> _Task statement_
Pull every line containing "value" from the entries.

----------

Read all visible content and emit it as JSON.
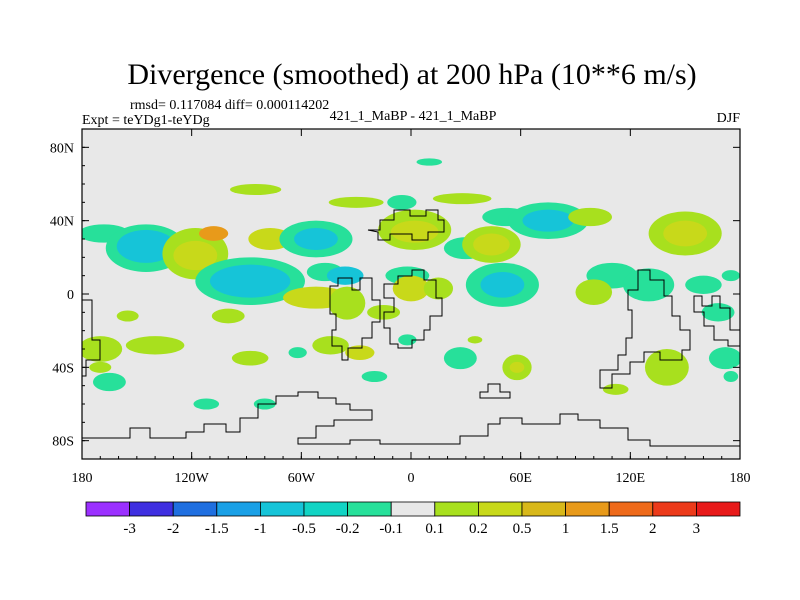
{
  "chart_data": {
    "type": "heatmap",
    "title": "Divergence (smoothed) at 200 hPa (10**6 m/s)",
    "stats_label": "rmsd= 0.117084 diff= 0.000114202",
    "experiment_label": "Expt = teYDg1-teYDg",
    "comparison_label": "421_1_MaBP - 421_1_MaBP",
    "season_label": "DJF",
    "x_range": [
      -180,
      180
    ],
    "y_range": [
      -90,
      90
    ],
    "x_ticks": [
      {
        "value": -180,
        "label": "180"
      },
      {
        "value": -120,
        "label": "120W"
      },
      {
        "value": -60,
        "label": "60W"
      },
      {
        "value": 0,
        "label": "0"
      },
      {
        "value": 60,
        "label": "60E"
      },
      {
        "value": 120,
        "label": "120E"
      },
      {
        "value": 180,
        "label": "180"
      }
    ],
    "y_ticks": [
      {
        "value": 80,
        "label": "80N"
      },
      {
        "value": 40,
        "label": "40N"
      },
      {
        "value": 0,
        "label": "0"
      },
      {
        "value": -40,
        "label": "40S"
      },
      {
        "value": -80,
        "label": "80S"
      }
    ],
    "colorbar": {
      "colors": [
        "#9b30ff",
        "#3f2fe0",
        "#1f6fe0",
        "#1aa0e6",
        "#16c4d8",
        "#11d4c4",
        "#27e09a",
        "#e8e8e8",
        "#a8e01e",
        "#c8d91a",
        "#d8b81a",
        "#e89a1a",
        "#ee6a1a",
        "#ec3a1a",
        "#e81a1a"
      ],
      "boundaries": [
        "-3",
        "-2",
        "-1.5",
        "-1",
        "-0.5",
        "-0.2",
        "-0.1",
        "0.1",
        "0.2",
        "0.5",
        "1",
        "1.5",
        "2",
        "3"
      ]
    },
    "blobs": [
      {
        "lon": -168,
        "lat": 33,
        "rx": 14,
        "ry": 5,
        "color": "#27e09a"
      },
      {
        "lon": -145,
        "lat": 25,
        "rx": 22,
        "ry": 13,
        "color": "#27e09a"
      },
      {
        "lon": -145,
        "lat": 26,
        "rx": 16,
        "ry": 9,
        "color": "#16c4d8"
      },
      {
        "lon": -118,
        "lat": 22,
        "rx": 18,
        "ry": 14,
        "color": "#a8e01e"
      },
      {
        "lon": -118,
        "lat": 21,
        "rx": 12,
        "ry": 8,
        "color": "#c8d91a"
      },
      {
        "lon": -108,
        "lat": 33,
        "rx": 8,
        "ry": 4,
        "color": "#e89a1a"
      },
      {
        "lon": -88,
        "lat": 7,
        "rx": 30,
        "ry": 13,
        "color": "#27e09a"
      },
      {
        "lon": -88,
        "lat": 7,
        "rx": 22,
        "ry": 9,
        "color": "#16c4d8"
      },
      {
        "lon": -77,
        "lat": 30,
        "rx": 12,
        "ry": 6,
        "color": "#c8d91a"
      },
      {
        "lon": -52,
        "lat": 30,
        "rx": 20,
        "ry": 10,
        "color": "#27e09a"
      },
      {
        "lon": -52,
        "lat": 30,
        "rx": 12,
        "ry": 6,
        "color": "#16c4d8"
      },
      {
        "lon": -85,
        "lat": 57,
        "rx": 14,
        "ry": 3,
        "color": "#a8e01e"
      },
      {
        "lon": -30,
        "lat": 50,
        "rx": 15,
        "ry": 3,
        "color": "#a8e01e"
      },
      {
        "lon": -52,
        "lat": -2,
        "rx": 18,
        "ry": 6,
        "color": "#c8d91a"
      },
      {
        "lon": -47,
        "lat": 12,
        "rx": 10,
        "ry": 5,
        "color": "#27e09a"
      },
      {
        "lon": -36,
        "lat": 10,
        "rx": 10,
        "ry": 5,
        "color": "#16c4d8"
      },
      {
        "lon": -35,
        "lat": -5,
        "rx": 10,
        "ry": 9,
        "color": "#a8e01e"
      },
      {
        "lon": -100,
        "lat": -12,
        "rx": 9,
        "ry": 4,
        "color": "#a8e01e"
      },
      {
        "lon": -155,
        "lat": -12,
        "rx": 6,
        "ry": 3,
        "color": "#a8e01e"
      },
      {
        "lon": -170,
        "lat": -30,
        "rx": 12,
        "ry": 7,
        "color": "#a8e01e"
      },
      {
        "lon": -140,
        "lat": -28,
        "rx": 16,
        "ry": 5,
        "color": "#a8e01e"
      },
      {
        "lon": -165,
        "lat": -48,
        "rx": 9,
        "ry": 5,
        "color": "#27e09a"
      },
      {
        "lon": -170,
        "lat": -40,
        "rx": 6,
        "ry": 3,
        "color": "#a8e01e"
      },
      {
        "lon": -88,
        "lat": -35,
        "rx": 10,
        "ry": 4,
        "color": "#a8e01e"
      },
      {
        "lon": -62,
        "lat": -32,
        "rx": 5,
        "ry": 3,
        "color": "#27e09a"
      },
      {
        "lon": -44,
        "lat": -28,
        "rx": 10,
        "ry": 5,
        "color": "#a8e01e"
      },
      {
        "lon": -28,
        "lat": -32,
        "rx": 8,
        "ry": 4,
        "color": "#c8d91a"
      },
      {
        "lon": 2,
        "lat": 35,
        "rx": 20,
        "ry": 11,
        "color": "#a8e01e"
      },
      {
        "lon": 2,
        "lat": 34,
        "rx": 13,
        "ry": 6,
        "color": "#c8d91a"
      },
      {
        "lon": -2,
        "lat": 10,
        "rx": 12,
        "ry": 5,
        "color": "#27e09a"
      },
      {
        "lon": -15,
        "lat": -10,
        "rx": 9,
        "ry": 4,
        "color": "#a8e01e"
      },
      {
        "lon": 0,
        "lat": 3,
        "rx": 10,
        "ry": 7,
        "color": "#c8d91a"
      },
      {
        "lon": 15,
        "lat": 3,
        "rx": 8,
        "ry": 6,
        "color": "#a8e01e"
      },
      {
        "lon": -2,
        "lat": -25,
        "rx": 5,
        "ry": 3,
        "color": "#27e09a"
      },
      {
        "lon": -5,
        "lat": 50,
        "rx": 8,
        "ry": 4,
        "color": "#27e09a"
      },
      {
        "lon": 10,
        "lat": 72,
        "rx": 7,
        "ry": 2,
        "color": "#27e09a"
      },
      {
        "lon": 28,
        "lat": 52,
        "rx": 16,
        "ry": 3,
        "color": "#a8e01e"
      },
      {
        "lon": 30,
        "lat": 25,
        "rx": 12,
        "ry": 6,
        "color": "#27e09a"
      },
      {
        "lon": 44,
        "lat": 27,
        "rx": 16,
        "ry": 10,
        "color": "#a8e01e"
      },
      {
        "lon": 44,
        "lat": 27,
        "rx": 10,
        "ry": 6,
        "color": "#c8d91a"
      },
      {
        "lon": 50,
        "lat": 5,
        "rx": 20,
        "ry": 12,
        "color": "#27e09a"
      },
      {
        "lon": 50,
        "lat": 5,
        "rx": 12,
        "ry": 7,
        "color": "#16c4d8"
      },
      {
        "lon": 52,
        "lat": 42,
        "rx": 13,
        "ry": 5,
        "color": "#27e09a"
      },
      {
        "lon": 75,
        "lat": 40,
        "rx": 22,
        "ry": 10,
        "color": "#27e09a"
      },
      {
        "lon": 75,
        "lat": 40,
        "rx": 14,
        "ry": 6,
        "color": "#16c4d8"
      },
      {
        "lon": 98,
        "lat": 42,
        "rx": 12,
        "ry": 5,
        "color": "#a8e01e"
      },
      {
        "lon": 110,
        "lat": 10,
        "rx": 14,
        "ry": 7,
        "color": "#27e09a"
      },
      {
        "lon": 100,
        "lat": 1,
        "rx": 10,
        "ry": 7,
        "color": "#a8e01e"
      },
      {
        "lon": 130,
        "lat": 5,
        "rx": 14,
        "ry": 9,
        "color": "#27e09a"
      },
      {
        "lon": 150,
        "lat": 33,
        "rx": 20,
        "ry": 12,
        "color": "#a8e01e"
      },
      {
        "lon": 150,
        "lat": 33,
        "rx": 12,
        "ry": 7,
        "color": "#c8d91a"
      },
      {
        "lon": 160,
        "lat": 5,
        "rx": 10,
        "ry": 5,
        "color": "#27e09a"
      },
      {
        "lon": 175,
        "lat": 10,
        "rx": 5,
        "ry": 3,
        "color": "#27e09a"
      },
      {
        "lon": 168,
        "lat": -10,
        "rx": 9,
        "ry": 5,
        "color": "#27e09a"
      },
      {
        "lon": 140,
        "lat": -40,
        "rx": 12,
        "ry": 10,
        "color": "#a8e01e"
      },
      {
        "lon": 172,
        "lat": -35,
        "rx": 9,
        "ry": 6,
        "color": "#27e09a"
      },
      {
        "lon": 112,
        "lat": -52,
        "rx": 7,
        "ry": 3,
        "color": "#a8e01e"
      },
      {
        "lon": 58,
        "lat": -40,
        "rx": 8,
        "ry": 7,
        "color": "#a8e01e"
      },
      {
        "lon": 58,
        "lat": -40,
        "rx": 4,
        "ry": 3,
        "color": "#c8d91a"
      },
      {
        "lon": 27,
        "lat": -35,
        "rx": 9,
        "ry": 6,
        "color": "#27e09a"
      },
      {
        "lon": -20,
        "lat": -45,
        "rx": 7,
        "ry": 3,
        "color": "#27e09a"
      },
      {
        "lon": 35,
        "lat": -25,
        "rx": 4,
        "ry": 2,
        "color": "#a8e01e"
      },
      {
        "lon": -112,
        "lat": -60,
        "rx": 7,
        "ry": 3,
        "color": "#27e09a"
      },
      {
        "lon": -80,
        "lat": -60,
        "rx": 6,
        "ry": 3,
        "color": "#27e09a"
      },
      {
        "lon": 175,
        "lat": -45,
        "rx": 4,
        "ry": 3,
        "color": "#27e09a"
      }
    ]
  }
}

----------

> _The output_
        "value": -180,
        "value": -120,
        "value": -60,
        "value": 0,
        "value": 60,
        "value": 120,
        "value": 180,
        "value": 80,
        "value": 40,
        "value": 0,
        "value": -40,
        "value": -80,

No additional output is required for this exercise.